待解问题 → 根据下方关于VITS论文解读的引文，说出随机时长预测模型预测的是什么。

引文 →
VITS(Conditional Variational Autoencoder with Adversarial Learning)论文解读及实现（一）

发布时间：2024年01月14日

此篇为VITS论文解读第一部份
论文地址Conditional Variational Autoencoder with Adversarial Learning for End-to-End Text-to-Speech
模型使用了VAE,GAN,FLOW以及transorflomer(文本处理有用到)，即除了未diffusion模型，将生成式模型都融入进来了，是一篇集大成的文章。涉及的知识点和公式也比较多(好在都是常用的公式)
模型结构及术语
①后验编码器posterior encoder $p (z ∣ x)$
a.解释：在给定语音波形时，生成隐变量z的模型，
b. 输入是语音，
c. 输出是隐变量
②先验编码器prior encoder $p(z|c_{text},a)$
a. 解释：给定文本和文本语音对齐矩阵A时，生成隐变量z的模型
b. 输入是文本和对齐矩阵A，
c. 输出是隐变量z
③解码器decoder $p (x ∣ z)$ ,
a. 解释：解码器是给定隐变量z时，生成音频波形x的模型，
b. 输入是隐变量
c. 输出是音频波形
④判别器discriminator D
a. 解释：判断一个音频波形数据是解码器生成的还是真时存在的
b. 输入音频波形，判断是真实音频还是模型生成的音频
c. 输出0～1的值
⑤随机时长预测 stochastic duration predictor
预测一个文本对应的波形时长（同一个人在一句话中同一个字的时长也是不同的，因此使用随机时长预测模型）

（备注，上面的音频波形都转换为mel线性谱使用，书写只是方便理解）

0 Abstract

In this work, we present a parallel endto-end TTS method that generates more natural sounding audio than current two-stage models. Our method adopts variational inference augmented with normalizing flows and an adversarial training process, which improves the expressive power of generative modeling. We also propose a stochastic duration predictor to synthesize speech with diverse rhythms from input text. With the uncertainty modeling over latent variables and the stochastic duration predictor, our method expresses the natural one-to-many relationship in which a text input can be spoken in multiple ways with different pitches and rhythms.

材料列表 →
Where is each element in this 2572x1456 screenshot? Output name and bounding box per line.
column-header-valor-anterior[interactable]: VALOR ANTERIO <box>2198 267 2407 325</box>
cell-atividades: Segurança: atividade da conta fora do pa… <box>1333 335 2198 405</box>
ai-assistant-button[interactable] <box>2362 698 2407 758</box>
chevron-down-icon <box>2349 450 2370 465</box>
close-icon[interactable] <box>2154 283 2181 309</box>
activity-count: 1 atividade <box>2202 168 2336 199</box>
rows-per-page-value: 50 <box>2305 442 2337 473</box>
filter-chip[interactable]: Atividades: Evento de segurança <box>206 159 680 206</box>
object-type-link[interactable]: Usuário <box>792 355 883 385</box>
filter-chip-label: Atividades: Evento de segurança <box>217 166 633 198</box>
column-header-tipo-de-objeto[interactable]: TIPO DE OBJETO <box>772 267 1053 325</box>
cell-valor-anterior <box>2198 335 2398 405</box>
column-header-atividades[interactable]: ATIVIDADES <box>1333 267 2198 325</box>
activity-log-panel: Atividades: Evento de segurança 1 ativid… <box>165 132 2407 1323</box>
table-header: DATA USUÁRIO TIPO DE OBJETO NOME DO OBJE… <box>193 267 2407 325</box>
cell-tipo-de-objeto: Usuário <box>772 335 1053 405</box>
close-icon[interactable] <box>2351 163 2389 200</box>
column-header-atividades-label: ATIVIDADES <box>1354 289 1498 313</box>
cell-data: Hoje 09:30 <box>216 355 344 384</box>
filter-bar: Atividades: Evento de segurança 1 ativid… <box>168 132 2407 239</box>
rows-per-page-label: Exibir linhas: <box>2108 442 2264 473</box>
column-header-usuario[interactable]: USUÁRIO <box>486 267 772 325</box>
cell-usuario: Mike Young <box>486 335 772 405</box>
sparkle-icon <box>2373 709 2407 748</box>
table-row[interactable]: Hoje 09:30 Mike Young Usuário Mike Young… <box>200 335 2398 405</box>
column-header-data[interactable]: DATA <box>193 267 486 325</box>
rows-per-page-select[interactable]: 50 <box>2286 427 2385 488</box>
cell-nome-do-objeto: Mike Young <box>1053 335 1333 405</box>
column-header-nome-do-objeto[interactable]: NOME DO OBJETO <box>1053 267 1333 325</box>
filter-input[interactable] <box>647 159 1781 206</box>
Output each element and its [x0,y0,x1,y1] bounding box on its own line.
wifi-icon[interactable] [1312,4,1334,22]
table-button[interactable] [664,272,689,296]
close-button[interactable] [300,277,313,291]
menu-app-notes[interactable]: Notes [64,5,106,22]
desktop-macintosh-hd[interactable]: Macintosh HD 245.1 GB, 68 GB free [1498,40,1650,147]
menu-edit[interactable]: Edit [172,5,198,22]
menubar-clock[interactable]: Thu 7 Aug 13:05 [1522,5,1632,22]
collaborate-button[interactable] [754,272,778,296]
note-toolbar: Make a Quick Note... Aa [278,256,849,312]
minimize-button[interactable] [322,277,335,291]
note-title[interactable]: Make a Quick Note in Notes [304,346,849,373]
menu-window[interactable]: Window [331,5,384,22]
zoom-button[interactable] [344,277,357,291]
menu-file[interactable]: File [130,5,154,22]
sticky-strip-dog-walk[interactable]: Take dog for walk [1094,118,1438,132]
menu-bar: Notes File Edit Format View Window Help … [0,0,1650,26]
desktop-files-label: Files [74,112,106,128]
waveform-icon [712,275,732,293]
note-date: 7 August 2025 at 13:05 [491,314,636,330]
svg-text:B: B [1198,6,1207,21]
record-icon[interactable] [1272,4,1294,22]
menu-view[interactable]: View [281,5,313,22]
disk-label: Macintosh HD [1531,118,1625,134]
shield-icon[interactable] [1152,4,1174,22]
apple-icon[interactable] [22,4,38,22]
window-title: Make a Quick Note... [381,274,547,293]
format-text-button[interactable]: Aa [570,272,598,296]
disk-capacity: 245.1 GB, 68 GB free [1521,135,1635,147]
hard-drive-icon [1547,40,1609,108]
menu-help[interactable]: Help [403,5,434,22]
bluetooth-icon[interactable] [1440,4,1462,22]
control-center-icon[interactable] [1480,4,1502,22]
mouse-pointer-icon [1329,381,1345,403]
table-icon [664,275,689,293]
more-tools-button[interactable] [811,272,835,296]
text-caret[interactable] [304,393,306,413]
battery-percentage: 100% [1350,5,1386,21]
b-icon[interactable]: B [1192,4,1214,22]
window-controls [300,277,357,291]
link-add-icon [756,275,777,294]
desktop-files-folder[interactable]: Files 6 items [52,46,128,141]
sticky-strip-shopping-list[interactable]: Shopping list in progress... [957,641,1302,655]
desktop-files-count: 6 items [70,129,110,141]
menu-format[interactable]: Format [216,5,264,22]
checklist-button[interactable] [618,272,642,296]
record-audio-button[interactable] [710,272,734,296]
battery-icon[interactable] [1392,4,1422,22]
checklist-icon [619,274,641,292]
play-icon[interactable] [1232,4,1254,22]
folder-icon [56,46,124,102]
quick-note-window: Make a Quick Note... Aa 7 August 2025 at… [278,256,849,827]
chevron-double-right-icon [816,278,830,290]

参考答案 → 它预测一个文本对应的波形时长。